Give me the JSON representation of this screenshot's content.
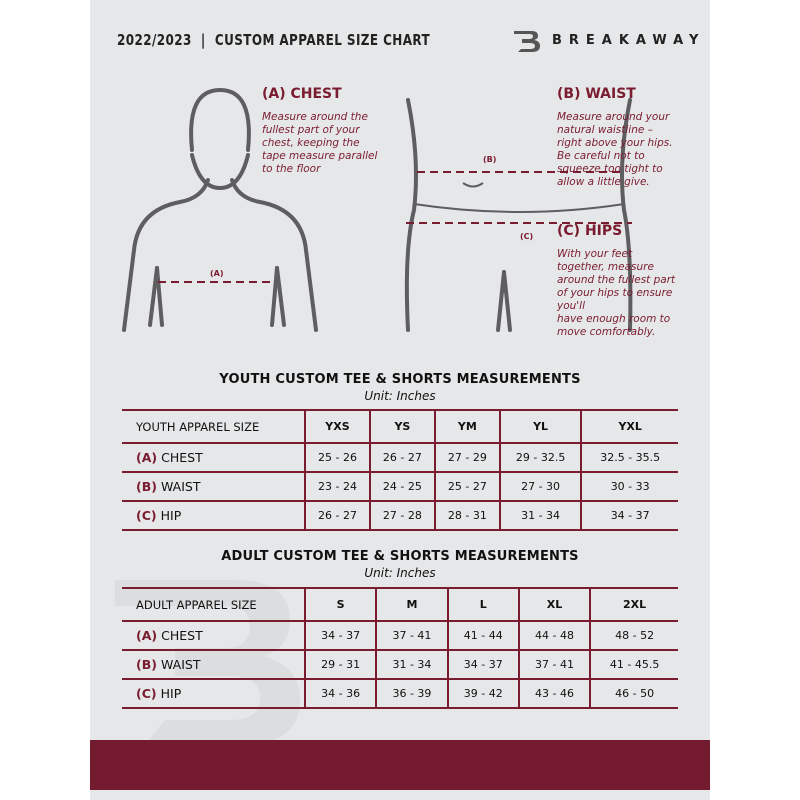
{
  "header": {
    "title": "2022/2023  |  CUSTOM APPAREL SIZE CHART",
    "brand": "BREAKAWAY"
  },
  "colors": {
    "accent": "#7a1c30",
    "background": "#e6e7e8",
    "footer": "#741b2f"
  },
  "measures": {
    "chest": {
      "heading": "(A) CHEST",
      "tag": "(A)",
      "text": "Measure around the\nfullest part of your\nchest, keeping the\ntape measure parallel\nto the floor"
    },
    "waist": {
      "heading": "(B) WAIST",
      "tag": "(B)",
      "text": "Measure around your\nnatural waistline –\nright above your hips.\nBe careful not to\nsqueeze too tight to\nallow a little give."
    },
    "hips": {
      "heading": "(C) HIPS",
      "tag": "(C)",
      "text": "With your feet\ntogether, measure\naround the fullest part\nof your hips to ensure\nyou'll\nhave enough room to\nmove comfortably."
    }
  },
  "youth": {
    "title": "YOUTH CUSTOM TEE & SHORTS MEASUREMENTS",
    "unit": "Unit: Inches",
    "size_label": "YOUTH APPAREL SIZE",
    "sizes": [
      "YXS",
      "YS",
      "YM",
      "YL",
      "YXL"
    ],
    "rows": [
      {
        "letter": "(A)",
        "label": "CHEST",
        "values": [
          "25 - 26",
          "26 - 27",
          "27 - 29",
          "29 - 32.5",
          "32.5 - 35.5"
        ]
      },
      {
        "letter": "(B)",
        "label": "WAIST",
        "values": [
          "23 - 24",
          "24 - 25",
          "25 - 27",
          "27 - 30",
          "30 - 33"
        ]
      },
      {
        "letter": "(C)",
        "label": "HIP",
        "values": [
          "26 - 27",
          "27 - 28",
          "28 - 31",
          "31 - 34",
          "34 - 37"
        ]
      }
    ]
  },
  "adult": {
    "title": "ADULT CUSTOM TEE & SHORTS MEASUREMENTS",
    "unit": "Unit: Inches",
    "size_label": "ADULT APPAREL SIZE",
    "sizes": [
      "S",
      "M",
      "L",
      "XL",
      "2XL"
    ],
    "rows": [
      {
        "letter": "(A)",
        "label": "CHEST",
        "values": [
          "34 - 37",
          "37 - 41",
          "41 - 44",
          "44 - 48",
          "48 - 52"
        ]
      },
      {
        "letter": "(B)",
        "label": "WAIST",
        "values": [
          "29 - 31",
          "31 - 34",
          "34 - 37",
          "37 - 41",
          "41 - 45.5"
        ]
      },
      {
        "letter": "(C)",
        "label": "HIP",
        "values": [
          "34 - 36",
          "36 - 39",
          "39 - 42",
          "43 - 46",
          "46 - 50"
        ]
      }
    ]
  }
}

---

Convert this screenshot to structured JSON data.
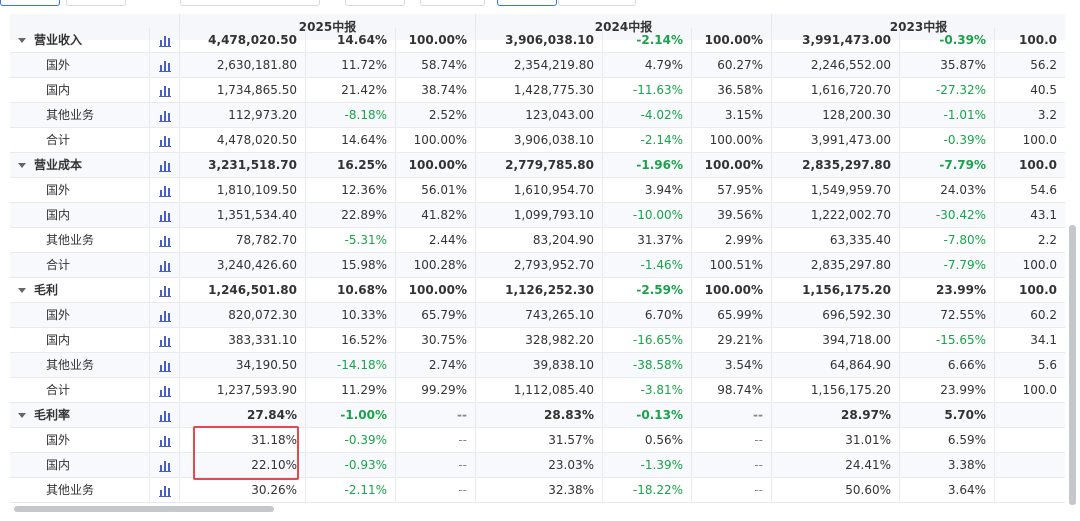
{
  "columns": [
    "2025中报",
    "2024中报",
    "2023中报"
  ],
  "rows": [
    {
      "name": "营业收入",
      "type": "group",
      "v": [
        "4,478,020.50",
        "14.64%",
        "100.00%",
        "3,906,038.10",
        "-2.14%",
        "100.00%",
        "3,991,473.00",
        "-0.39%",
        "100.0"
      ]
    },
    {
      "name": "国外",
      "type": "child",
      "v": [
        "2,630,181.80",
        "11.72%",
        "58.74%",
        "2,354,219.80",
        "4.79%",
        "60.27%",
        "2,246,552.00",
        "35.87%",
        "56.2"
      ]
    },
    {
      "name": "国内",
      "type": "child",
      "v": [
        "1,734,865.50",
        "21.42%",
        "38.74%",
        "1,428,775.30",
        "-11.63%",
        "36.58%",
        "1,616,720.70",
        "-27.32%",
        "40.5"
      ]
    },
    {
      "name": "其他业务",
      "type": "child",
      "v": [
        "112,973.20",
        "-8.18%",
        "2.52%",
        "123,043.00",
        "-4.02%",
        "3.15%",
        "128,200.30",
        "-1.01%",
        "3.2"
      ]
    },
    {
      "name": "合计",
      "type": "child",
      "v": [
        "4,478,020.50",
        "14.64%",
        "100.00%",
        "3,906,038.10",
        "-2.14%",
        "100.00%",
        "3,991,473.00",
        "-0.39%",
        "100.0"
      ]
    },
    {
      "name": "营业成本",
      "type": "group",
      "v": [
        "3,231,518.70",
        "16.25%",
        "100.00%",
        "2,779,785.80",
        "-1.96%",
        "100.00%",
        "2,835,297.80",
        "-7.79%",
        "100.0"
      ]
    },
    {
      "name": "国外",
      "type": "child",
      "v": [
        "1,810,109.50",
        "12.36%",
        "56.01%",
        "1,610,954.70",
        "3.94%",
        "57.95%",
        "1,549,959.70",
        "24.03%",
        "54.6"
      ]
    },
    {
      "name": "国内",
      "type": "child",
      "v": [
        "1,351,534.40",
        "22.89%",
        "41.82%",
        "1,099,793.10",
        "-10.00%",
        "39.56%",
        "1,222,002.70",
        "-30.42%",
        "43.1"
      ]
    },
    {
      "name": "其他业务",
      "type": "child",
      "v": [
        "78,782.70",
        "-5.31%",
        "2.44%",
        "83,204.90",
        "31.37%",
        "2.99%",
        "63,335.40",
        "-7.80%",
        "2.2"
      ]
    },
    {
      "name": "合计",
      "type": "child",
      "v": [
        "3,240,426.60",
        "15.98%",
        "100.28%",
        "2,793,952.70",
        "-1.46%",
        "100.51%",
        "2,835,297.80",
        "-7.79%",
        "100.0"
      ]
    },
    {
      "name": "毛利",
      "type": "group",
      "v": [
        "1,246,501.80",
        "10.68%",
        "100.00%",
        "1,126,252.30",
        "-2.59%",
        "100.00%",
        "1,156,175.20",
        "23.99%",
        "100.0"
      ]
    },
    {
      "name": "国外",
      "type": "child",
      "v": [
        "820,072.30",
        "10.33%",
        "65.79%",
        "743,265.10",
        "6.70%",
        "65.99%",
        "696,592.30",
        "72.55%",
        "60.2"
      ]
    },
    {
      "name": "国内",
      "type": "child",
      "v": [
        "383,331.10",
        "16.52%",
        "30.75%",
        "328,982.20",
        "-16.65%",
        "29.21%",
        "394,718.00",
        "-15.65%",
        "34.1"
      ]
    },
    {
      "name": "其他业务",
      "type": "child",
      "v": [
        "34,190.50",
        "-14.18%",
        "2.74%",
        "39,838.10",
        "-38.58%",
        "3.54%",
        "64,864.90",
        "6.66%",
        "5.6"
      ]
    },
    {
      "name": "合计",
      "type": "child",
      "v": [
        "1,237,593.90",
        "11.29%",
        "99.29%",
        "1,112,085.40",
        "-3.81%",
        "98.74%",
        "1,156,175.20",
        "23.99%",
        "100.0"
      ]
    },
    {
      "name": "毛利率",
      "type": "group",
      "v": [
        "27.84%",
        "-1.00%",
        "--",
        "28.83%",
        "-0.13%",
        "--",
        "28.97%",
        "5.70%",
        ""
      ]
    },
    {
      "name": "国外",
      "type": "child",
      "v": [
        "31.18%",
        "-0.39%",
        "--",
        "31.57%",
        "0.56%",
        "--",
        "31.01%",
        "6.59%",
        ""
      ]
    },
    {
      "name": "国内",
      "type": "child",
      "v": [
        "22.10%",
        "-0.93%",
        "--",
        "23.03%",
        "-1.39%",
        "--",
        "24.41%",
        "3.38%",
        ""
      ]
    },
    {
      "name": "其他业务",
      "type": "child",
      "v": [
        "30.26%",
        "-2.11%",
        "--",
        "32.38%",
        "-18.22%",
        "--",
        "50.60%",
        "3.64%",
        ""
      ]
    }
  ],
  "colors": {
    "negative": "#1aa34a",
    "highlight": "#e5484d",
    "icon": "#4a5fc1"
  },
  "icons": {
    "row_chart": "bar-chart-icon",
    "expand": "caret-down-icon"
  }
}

→ PROMPT
Count every line above that holds the word "JSON", and state the number and nothing more.

→ SOLUTION TO THE PROBLEM
2